WHAT THIS TASK INVOLVES:
Report how many lines of the listing below include the word "已知函数". Give nothing but the number.

SUPPLIED DATA:
-- begin --

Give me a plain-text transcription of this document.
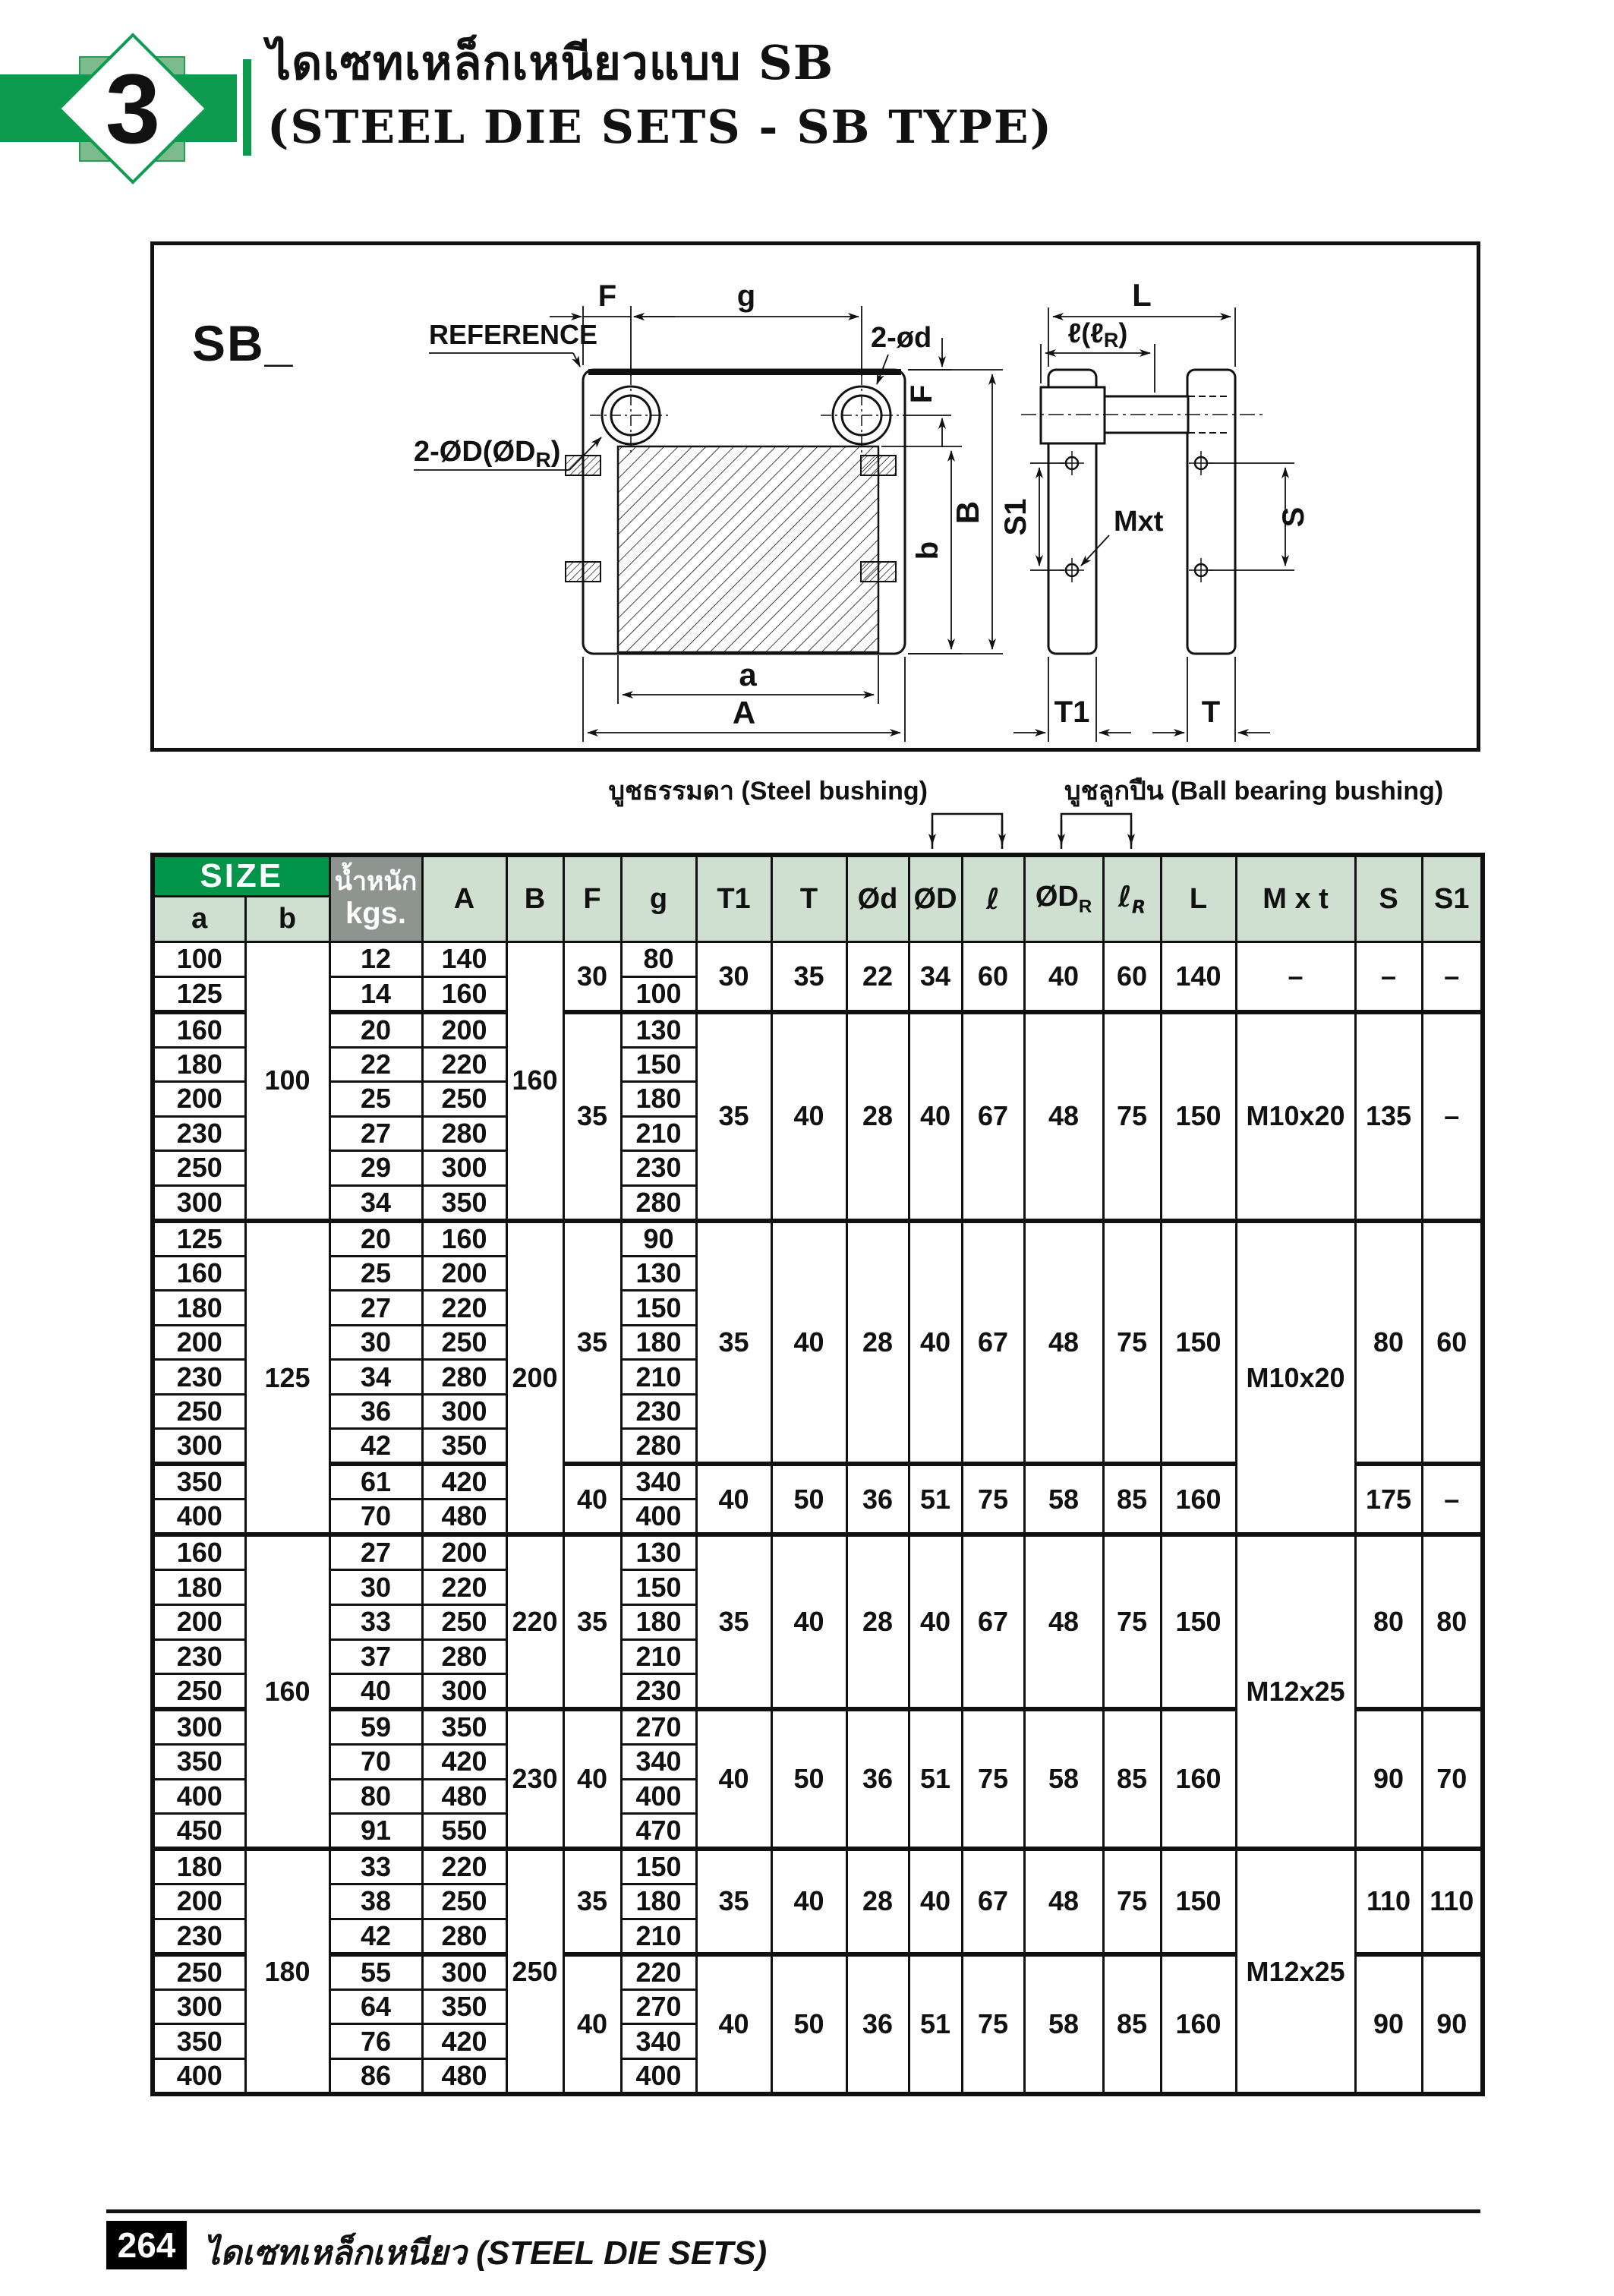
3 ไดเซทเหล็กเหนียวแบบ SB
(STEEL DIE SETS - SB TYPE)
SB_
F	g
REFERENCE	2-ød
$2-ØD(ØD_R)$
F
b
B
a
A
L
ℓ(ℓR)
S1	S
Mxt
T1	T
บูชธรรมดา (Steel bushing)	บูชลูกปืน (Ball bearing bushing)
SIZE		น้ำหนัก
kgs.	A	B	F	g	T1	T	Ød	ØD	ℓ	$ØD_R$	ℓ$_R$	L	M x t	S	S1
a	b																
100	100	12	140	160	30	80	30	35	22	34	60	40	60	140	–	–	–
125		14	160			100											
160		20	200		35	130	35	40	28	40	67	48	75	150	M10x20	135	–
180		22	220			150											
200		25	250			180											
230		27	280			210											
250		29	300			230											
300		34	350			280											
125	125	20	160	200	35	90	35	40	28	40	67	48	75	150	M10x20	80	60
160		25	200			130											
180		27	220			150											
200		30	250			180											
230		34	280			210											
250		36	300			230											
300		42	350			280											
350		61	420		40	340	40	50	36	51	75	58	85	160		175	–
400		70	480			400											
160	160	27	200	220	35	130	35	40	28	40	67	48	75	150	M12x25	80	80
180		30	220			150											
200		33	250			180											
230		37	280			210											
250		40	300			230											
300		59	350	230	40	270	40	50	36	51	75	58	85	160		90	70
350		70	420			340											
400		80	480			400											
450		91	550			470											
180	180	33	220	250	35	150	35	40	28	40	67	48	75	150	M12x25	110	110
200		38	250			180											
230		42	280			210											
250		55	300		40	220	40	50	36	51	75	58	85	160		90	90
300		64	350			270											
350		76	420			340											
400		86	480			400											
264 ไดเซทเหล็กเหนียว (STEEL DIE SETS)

-- end --
-- begin --

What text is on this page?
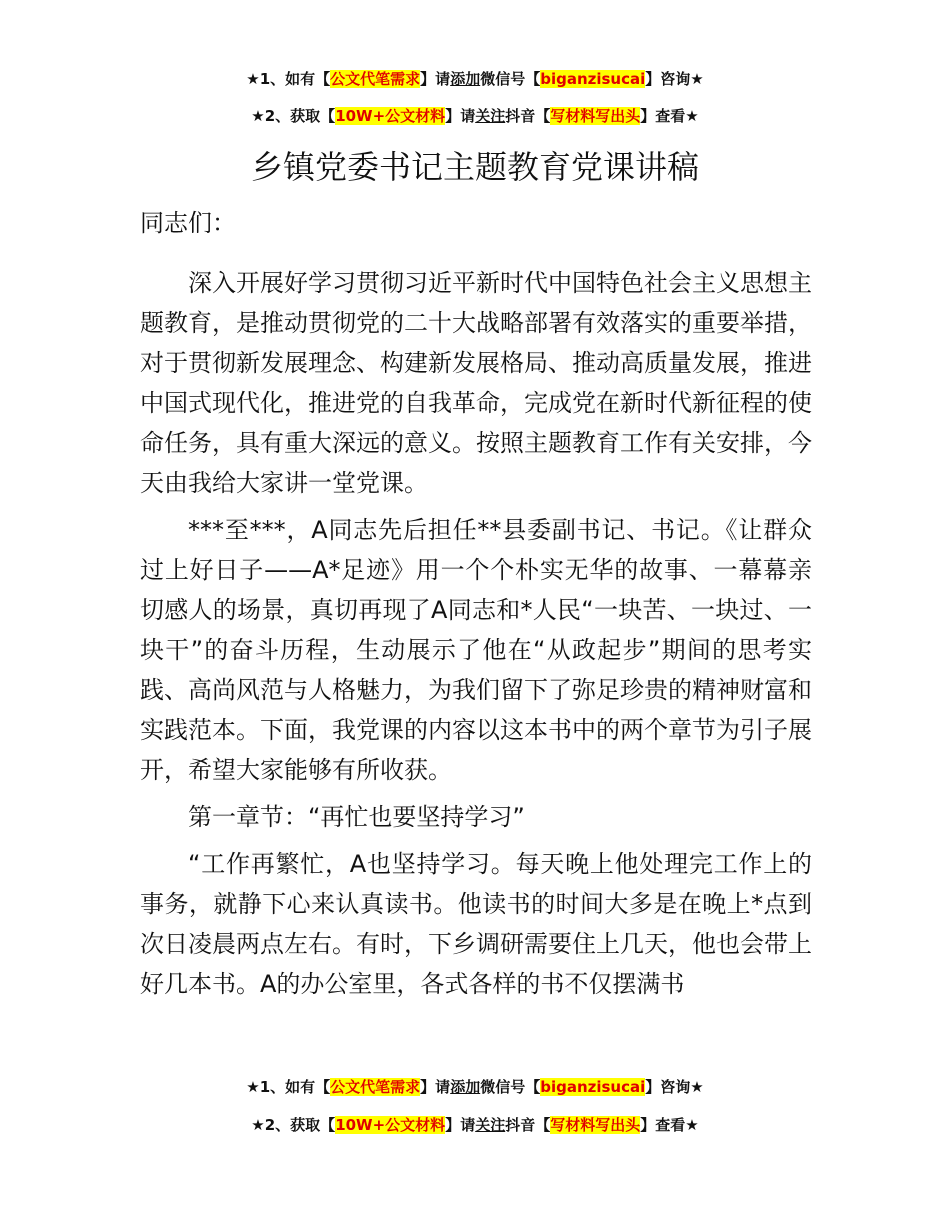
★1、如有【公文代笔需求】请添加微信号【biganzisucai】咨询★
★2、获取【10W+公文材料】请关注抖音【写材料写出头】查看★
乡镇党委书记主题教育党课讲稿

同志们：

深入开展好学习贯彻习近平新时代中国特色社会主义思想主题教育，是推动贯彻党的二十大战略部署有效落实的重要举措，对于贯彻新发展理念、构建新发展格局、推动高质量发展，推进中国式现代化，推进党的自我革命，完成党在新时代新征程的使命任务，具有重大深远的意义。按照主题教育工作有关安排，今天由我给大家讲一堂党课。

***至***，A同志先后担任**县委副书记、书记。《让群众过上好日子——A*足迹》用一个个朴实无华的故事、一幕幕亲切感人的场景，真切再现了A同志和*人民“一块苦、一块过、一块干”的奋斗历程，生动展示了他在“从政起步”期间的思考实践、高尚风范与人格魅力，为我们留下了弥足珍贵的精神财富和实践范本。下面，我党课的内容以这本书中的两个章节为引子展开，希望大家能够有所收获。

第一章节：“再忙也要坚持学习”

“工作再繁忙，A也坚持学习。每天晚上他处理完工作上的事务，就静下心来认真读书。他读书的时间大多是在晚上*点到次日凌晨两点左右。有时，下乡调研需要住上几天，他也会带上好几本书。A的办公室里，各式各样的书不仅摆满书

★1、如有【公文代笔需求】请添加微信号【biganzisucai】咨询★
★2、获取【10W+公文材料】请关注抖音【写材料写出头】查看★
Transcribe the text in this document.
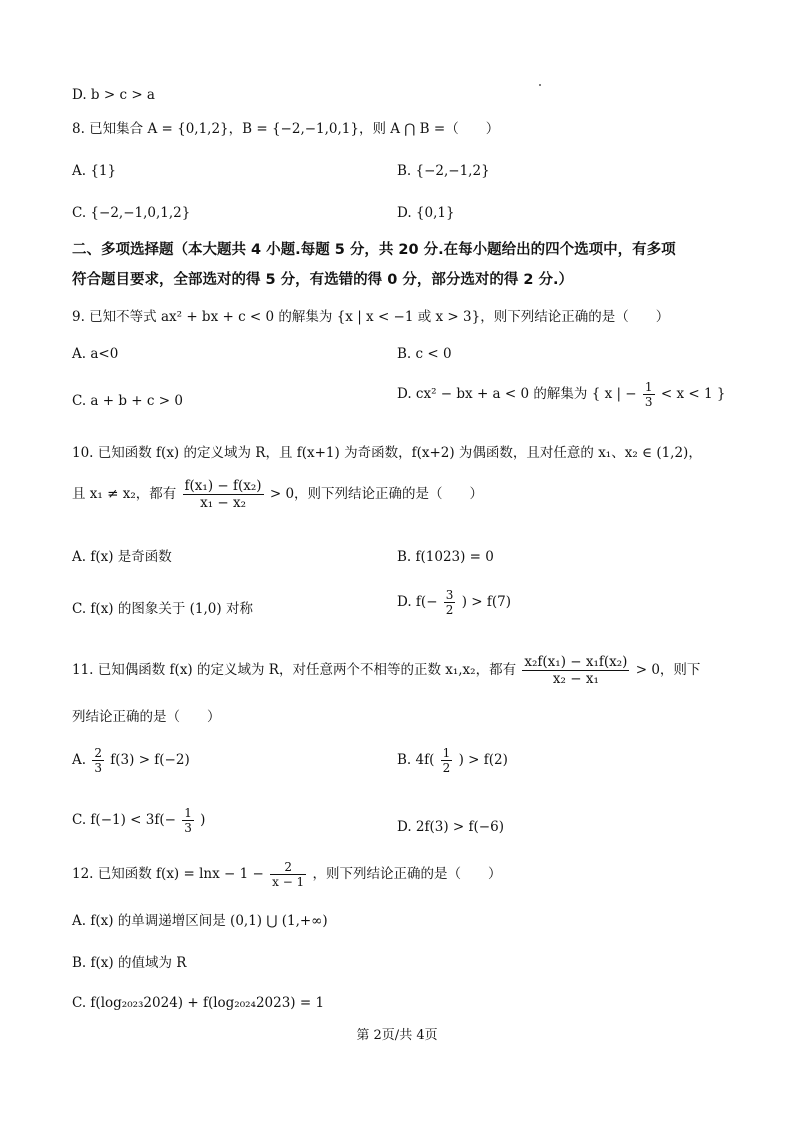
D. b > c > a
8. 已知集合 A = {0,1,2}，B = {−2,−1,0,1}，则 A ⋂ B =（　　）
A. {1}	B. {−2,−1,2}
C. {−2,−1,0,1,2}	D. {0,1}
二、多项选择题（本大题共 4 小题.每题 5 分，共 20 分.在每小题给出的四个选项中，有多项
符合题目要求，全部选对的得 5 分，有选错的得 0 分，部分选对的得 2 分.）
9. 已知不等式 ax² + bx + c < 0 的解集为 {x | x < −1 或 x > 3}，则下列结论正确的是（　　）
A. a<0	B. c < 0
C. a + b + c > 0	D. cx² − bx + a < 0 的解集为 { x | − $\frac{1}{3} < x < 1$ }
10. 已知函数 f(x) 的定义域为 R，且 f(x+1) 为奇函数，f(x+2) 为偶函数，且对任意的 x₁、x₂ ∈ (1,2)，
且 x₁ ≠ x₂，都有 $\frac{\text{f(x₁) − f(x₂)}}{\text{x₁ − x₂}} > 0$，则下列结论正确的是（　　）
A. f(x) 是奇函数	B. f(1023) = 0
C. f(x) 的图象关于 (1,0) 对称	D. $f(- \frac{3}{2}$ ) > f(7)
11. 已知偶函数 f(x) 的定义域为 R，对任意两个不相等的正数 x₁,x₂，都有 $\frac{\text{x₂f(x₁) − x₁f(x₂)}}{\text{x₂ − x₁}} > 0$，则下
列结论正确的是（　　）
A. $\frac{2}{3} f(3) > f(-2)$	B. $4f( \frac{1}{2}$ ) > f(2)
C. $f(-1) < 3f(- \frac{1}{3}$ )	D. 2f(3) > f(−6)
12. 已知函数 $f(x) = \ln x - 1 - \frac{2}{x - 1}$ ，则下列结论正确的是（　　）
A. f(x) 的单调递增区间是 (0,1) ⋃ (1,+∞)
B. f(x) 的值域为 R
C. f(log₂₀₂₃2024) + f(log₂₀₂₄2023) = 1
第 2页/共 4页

-- end --
-- begin --

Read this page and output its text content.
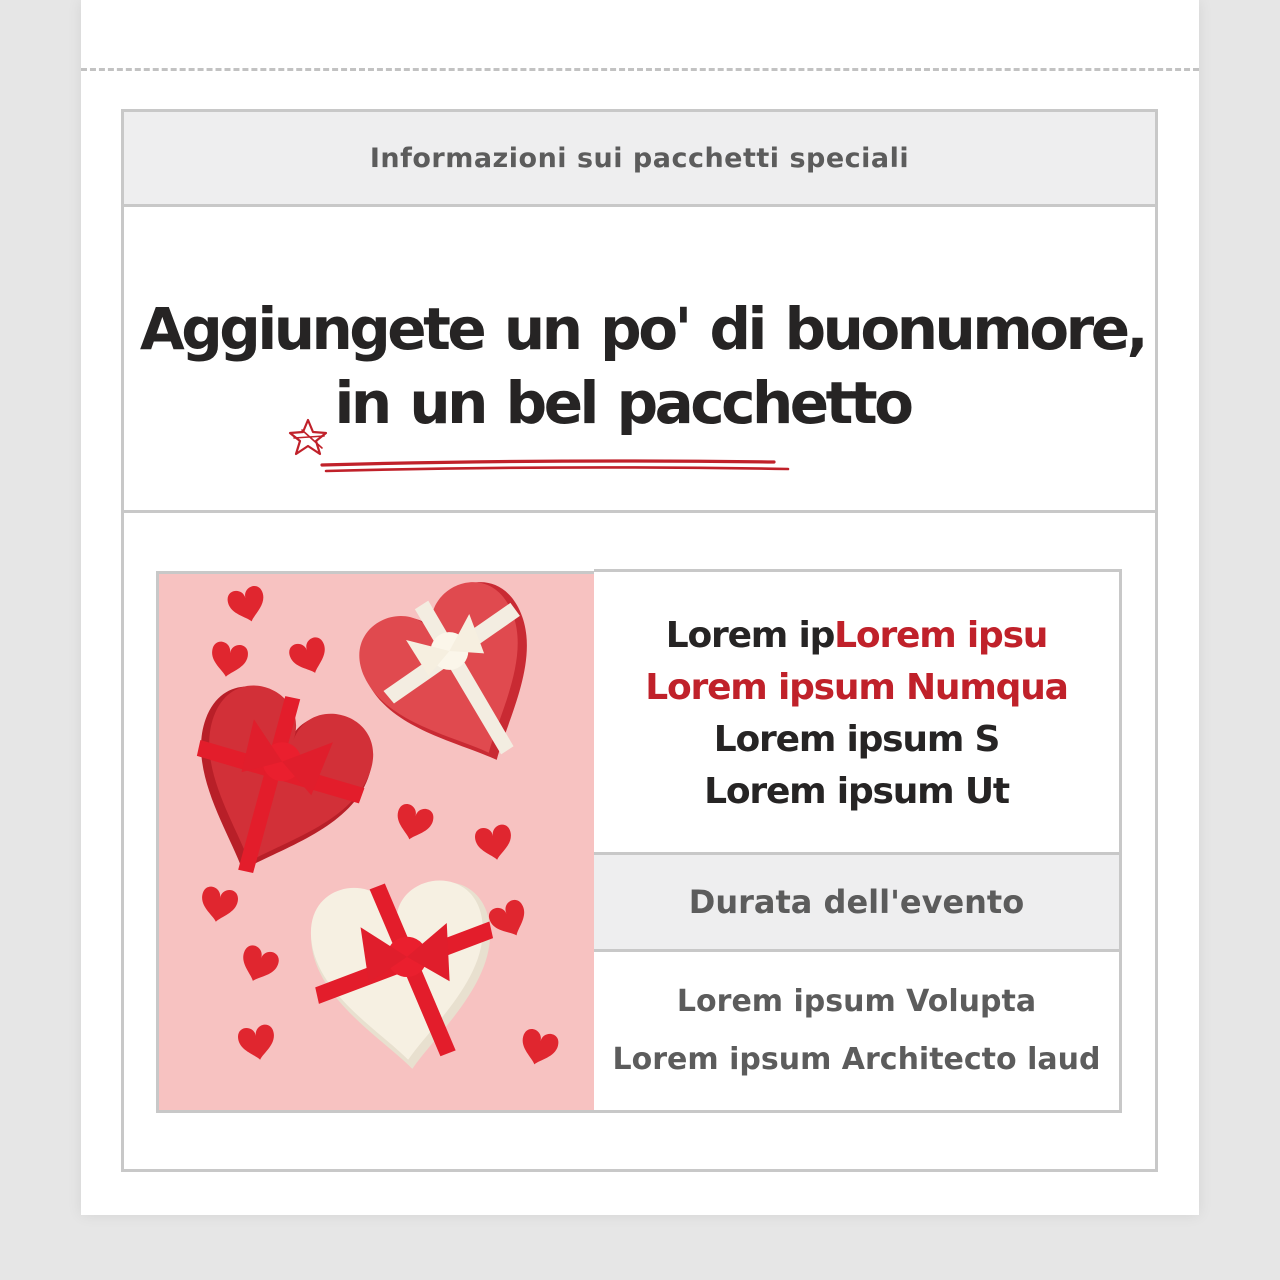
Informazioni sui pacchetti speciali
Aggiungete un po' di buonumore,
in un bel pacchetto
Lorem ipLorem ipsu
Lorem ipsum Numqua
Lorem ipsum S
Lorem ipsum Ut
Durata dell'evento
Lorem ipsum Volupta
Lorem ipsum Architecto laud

-- end --

SOLVED EXERCISE:
2